**Document extract**
Monahan v. United States

Decision Date17 December 1965
Docket NumberNo. 243-62.,243-62.
Citation354 F.2d 306,173 Ct. Cl. 734
PartiesJohn P. MONAHAN v. The UNITED STATES.
CourtU.S. Claims Court

Thomas A. Ziebarth, Washington, D. C., attorney of record, for plaintiff.

Mary J. Turner, Washington, D. C., with whom was Asst. Atty. Gen. John W. Douglas, for defendant.

Before COWEN, Chief Judge, and LARAMORE, DURFEE, DAVIS and COLLINS, Judges.

DAVIS, Judge.

A veteran employed in Denver, Colorado, by the General Services Administration (GSA) was removed in August 1958 from his position as Traffic Management Officer, GS-12, on charges that, in violation of an agency prohibition against accepting gratuities, he allowed a trucking company with which he had official dealings to pay his hotel bills on six occasions during 1957, and also that in the same year he borrowed significant sums of money from officials of three such firms.1 On appeal to the Civil Service Commission the removal was upheld at all levels; the last action was by the Civil Service Commissioners themselves in April 1960.

**Requests**
#1 From the Monahan v. United States opinion, return the stretch from "Citation354 F.2d 306,173" through "Douglas, for defendant.".
#2 Answer these from the Monahan v. United States opinion:
(a) On what date was the case decided?
(b) Which judge wrote the opinion?
(c) From what position was the veteran removed in August 1958?

**Material**
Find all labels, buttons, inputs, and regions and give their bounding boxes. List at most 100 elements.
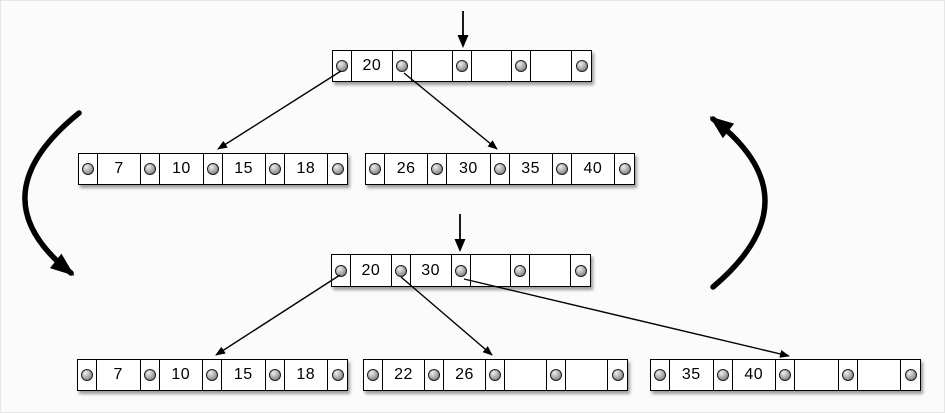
key-cell [858,360,901,390]
key-cell: 18 [285,154,328,184]
pointer-slot [364,360,383,390]
pointer-slot [572,51,591,81]
key-cell: 20 [352,51,393,81]
key-cell [471,255,512,286]
key-cell: 18 [285,360,328,390]
pointer-dot-icon [336,60,348,72]
pointer-slot [428,154,448,184]
pointer-dot-icon [268,163,281,175]
key-value: 15 [234,160,254,177]
pointer-dot-icon [515,60,528,72]
key-value: 10 [171,160,191,177]
key-value: 7 [114,160,124,177]
key-cell: 20 [351,255,392,286]
key-cell: 35 [670,360,714,390]
pointer-dot-icon [331,369,344,381]
key-cell: 10 [160,154,204,184]
pointer-slot [328,360,347,390]
pointer-slot [512,51,532,81]
pointer-dot-icon [369,163,381,175]
pointer-dot-icon [144,163,157,175]
pointer-dot-icon [841,369,854,381]
key-cell: 22 [383,360,425,390]
key-cell [566,360,608,390]
pointer-dot-icon [395,60,408,72]
key-cell [472,51,513,81]
key-value: 15 [233,366,253,383]
pointer-arrow-after-middle-child [400,276,493,356]
pointer-slot [78,360,97,390]
pointer-slot [453,51,472,81]
pointer-slot [79,154,98,184]
key-cell: 15 [223,154,266,184]
key-cell [505,360,547,390]
pointer-dot-icon [335,264,347,277]
pointer-slot [491,154,510,184]
pointer-dot-icon [654,369,666,381]
pointer-slot [511,255,531,286]
pointer-dot-icon [575,60,588,72]
pointer-dot-icon [206,369,218,381]
btree-node-before-child-left: 7 10 15 18 [78,153,348,185]
pointer-dot-icon [431,163,444,175]
pointer-arrow-after-right-child [463,278,790,358]
pointer-arrow-before-right-child [403,72,498,150]
key-value: 7 [113,366,123,383]
pointer-slot [393,51,412,81]
transition-arrow-up-icon [713,116,768,290]
pointer-dot-icon [489,369,501,381]
pointer-slot [571,255,590,286]
pointer-dot-icon [331,163,344,175]
pointer-slot [392,255,411,286]
pointer-dot-icon [367,369,379,381]
pointer-slot [486,360,505,390]
key-cell: 40 [733,360,776,390]
pointer-slot [651,360,670,390]
transition-arrow-down-icon [22,110,82,276]
pointer-dot-icon [716,369,729,381]
pointer-slot [553,154,572,184]
pointer-slot [332,255,351,286]
pointer-slot [425,360,444,390]
key-cell [795,360,839,390]
key-value: 40 [583,160,603,177]
pointer-slot [366,154,385,184]
key-cell: 26 [385,154,429,184]
key-cell: 30 [411,255,452,286]
pointer-slot [839,360,858,390]
pointer-slot [714,360,733,390]
pointer-dot-icon [611,369,624,381]
key-cell: 10 [160,360,203,390]
pointer-slot [776,360,795,390]
key-value: 30 [421,261,441,279]
pointer-slot [547,360,566,390]
key-cell: 26 [444,360,486,390]
pointer-slot [452,255,471,286]
btree-node-after-child-right: 35 40 [650,359,921,391]
pointer-slot [608,360,627,390]
key-cell: 7 [98,154,142,184]
pointer-dot-icon [779,369,791,381]
pointer-dot-icon [550,369,562,381]
key-value: 18 [296,160,316,177]
pointer-slot [328,154,347,184]
pointer-slot [141,360,160,390]
pointer-dot-icon [618,163,631,175]
btree-node-before-child-right: 26 30 35 40 [365,153,635,185]
pointer-dot-icon [143,369,156,381]
pointer-dot-icon [81,369,93,381]
pointer-dot-icon [493,163,506,175]
key-value: 26 [396,160,416,177]
btree-node-root-after: 20 30 [331,254,591,287]
key-value: 20 [362,57,382,74]
pointer-dot-icon [574,264,587,277]
key-cell [530,255,571,286]
key-cell [531,51,572,81]
key-cell: 30 [447,154,491,184]
key-value: 30 [458,160,478,177]
key-value: 22 [394,366,413,383]
pointer-dot-icon [394,264,407,277]
pointer-slot [333,51,352,81]
pointer-arrow-before-left-child [217,70,342,150]
btree-node-after-child-left: 7 10 15 18 [77,359,348,391]
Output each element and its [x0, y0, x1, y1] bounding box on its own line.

**Answers in order**
#1
Citation354 F.2d 306,173 Ct. Cl. 734
PartiesJohn P. MONAHAN v. The UNITED STATES.
CourtU.S. Claims Court

Thomas A. Ziebarth, Washington, D. C., attorney of record, for plaintiff.

Mary J. Turner, Washington, D. C., with whom was Asst. Atty. Gen. John W. Douglas, for defendant.

#2
(a) 17 December 1965
(b) Judge Davis
(c) Traffic Management Officer, GS-12